Element box listing
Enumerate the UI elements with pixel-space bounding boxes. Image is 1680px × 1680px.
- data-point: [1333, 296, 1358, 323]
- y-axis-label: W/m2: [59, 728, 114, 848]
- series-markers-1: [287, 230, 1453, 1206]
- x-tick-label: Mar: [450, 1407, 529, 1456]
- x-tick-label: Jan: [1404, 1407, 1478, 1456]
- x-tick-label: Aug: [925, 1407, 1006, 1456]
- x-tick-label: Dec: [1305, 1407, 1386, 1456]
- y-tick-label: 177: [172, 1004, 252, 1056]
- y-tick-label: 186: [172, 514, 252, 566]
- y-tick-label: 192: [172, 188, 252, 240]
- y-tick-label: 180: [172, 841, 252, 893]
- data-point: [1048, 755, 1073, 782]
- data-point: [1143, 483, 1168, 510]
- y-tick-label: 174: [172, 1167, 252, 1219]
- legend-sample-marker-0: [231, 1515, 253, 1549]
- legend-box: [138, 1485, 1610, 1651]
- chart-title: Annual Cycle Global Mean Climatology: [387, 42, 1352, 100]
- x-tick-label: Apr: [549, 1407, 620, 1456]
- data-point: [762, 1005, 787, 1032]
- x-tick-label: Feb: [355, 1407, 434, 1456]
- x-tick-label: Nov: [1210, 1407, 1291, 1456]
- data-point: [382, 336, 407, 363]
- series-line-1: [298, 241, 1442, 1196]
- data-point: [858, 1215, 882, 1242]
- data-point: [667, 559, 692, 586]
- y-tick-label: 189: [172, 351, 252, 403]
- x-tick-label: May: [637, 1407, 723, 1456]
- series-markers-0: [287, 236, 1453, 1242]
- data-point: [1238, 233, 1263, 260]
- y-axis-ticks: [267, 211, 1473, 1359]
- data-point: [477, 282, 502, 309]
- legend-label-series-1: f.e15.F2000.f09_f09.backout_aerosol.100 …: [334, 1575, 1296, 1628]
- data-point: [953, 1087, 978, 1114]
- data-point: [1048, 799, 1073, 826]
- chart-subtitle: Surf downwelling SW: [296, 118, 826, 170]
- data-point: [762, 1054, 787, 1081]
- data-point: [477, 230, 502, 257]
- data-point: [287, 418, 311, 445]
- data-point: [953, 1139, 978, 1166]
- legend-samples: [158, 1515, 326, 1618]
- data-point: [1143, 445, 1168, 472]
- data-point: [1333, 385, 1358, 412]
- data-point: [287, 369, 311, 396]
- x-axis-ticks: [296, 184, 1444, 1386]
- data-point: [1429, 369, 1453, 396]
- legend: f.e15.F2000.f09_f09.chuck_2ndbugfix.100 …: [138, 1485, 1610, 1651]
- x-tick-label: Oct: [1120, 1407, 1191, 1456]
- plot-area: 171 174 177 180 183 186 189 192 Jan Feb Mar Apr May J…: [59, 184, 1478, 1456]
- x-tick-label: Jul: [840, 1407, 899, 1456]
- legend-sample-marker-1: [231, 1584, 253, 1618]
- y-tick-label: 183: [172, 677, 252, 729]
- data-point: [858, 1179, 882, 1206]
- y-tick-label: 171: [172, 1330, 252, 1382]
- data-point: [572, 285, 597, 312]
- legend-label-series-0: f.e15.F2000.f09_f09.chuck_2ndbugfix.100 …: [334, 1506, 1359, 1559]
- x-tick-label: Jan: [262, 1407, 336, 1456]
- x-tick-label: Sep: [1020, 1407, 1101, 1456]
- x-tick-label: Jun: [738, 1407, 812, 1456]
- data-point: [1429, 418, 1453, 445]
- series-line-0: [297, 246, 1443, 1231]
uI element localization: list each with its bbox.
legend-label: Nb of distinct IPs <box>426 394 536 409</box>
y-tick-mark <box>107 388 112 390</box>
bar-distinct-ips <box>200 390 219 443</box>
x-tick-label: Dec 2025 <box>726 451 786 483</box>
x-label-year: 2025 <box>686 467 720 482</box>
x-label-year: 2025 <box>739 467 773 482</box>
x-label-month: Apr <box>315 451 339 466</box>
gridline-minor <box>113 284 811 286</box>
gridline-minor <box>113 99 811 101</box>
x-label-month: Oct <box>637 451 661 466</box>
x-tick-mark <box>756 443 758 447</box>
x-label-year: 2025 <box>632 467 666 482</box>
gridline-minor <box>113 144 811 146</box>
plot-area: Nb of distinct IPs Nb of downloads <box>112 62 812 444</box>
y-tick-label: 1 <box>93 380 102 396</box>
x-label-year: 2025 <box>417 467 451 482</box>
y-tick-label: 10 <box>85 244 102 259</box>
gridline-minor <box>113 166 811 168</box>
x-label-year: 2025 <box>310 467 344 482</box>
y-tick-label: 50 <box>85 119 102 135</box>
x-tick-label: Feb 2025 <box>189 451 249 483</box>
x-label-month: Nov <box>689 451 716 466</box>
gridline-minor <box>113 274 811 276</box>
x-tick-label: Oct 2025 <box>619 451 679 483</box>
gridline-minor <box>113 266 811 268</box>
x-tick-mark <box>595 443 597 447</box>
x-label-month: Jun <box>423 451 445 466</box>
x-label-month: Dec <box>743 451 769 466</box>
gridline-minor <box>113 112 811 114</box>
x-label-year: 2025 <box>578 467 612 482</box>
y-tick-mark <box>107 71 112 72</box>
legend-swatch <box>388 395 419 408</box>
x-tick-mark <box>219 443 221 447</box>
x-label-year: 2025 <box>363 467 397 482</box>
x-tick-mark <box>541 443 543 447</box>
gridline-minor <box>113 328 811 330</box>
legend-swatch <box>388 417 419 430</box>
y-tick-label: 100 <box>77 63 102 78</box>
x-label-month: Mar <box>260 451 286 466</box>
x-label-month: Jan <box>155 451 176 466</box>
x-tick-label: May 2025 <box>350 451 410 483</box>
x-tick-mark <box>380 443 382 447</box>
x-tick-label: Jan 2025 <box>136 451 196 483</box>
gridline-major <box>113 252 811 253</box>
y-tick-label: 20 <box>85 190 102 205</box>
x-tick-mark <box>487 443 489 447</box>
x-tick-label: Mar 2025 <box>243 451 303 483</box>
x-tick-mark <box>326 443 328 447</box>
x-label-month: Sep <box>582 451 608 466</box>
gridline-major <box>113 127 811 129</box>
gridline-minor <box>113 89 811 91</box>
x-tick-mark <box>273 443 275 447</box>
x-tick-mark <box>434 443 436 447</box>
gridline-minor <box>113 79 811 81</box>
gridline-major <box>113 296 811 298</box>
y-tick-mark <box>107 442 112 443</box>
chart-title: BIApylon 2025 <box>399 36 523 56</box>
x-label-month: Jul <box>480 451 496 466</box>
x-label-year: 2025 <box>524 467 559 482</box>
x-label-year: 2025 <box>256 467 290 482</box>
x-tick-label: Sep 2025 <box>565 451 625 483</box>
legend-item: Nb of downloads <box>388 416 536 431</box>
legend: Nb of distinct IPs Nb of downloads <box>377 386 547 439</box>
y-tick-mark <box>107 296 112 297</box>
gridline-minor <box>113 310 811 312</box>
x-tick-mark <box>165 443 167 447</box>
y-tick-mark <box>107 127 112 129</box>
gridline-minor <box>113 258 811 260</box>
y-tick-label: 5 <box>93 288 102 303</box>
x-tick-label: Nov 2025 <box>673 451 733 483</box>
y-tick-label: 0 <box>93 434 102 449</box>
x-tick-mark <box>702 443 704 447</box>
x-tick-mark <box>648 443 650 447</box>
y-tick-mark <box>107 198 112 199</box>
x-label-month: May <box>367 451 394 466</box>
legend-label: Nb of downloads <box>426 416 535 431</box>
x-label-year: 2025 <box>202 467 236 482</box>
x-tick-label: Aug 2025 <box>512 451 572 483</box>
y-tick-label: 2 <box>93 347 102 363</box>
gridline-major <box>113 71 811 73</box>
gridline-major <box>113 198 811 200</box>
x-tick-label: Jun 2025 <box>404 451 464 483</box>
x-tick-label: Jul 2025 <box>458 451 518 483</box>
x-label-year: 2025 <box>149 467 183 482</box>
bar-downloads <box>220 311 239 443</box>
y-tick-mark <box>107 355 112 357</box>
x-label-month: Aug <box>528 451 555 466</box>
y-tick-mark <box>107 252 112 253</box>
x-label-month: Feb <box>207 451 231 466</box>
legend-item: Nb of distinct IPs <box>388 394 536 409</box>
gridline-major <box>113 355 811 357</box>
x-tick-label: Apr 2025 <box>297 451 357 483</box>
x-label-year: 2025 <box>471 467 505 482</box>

__SHORT EXERCISE__.
Please edit the listing from its first line down through the line containing "- x-tick-label: Jan: [1404, 1407, 1478, 1456]", replacing "Enumerate" with "List" and leaving everything else unchanged. Return only those lines.

__THE ANSWER__.
List the UI elements with pixel-space bounding boxes. Image is 1680px × 1680px.
- data-point: [1333, 296, 1358, 323]
- y-axis-label: W/m2: [59, 728, 114, 848]
- series-markers-1: [287, 230, 1453, 1206]
- x-tick-label: Mar: [450, 1407, 529, 1456]
- x-tick-label: Jan: [1404, 1407, 1478, 1456]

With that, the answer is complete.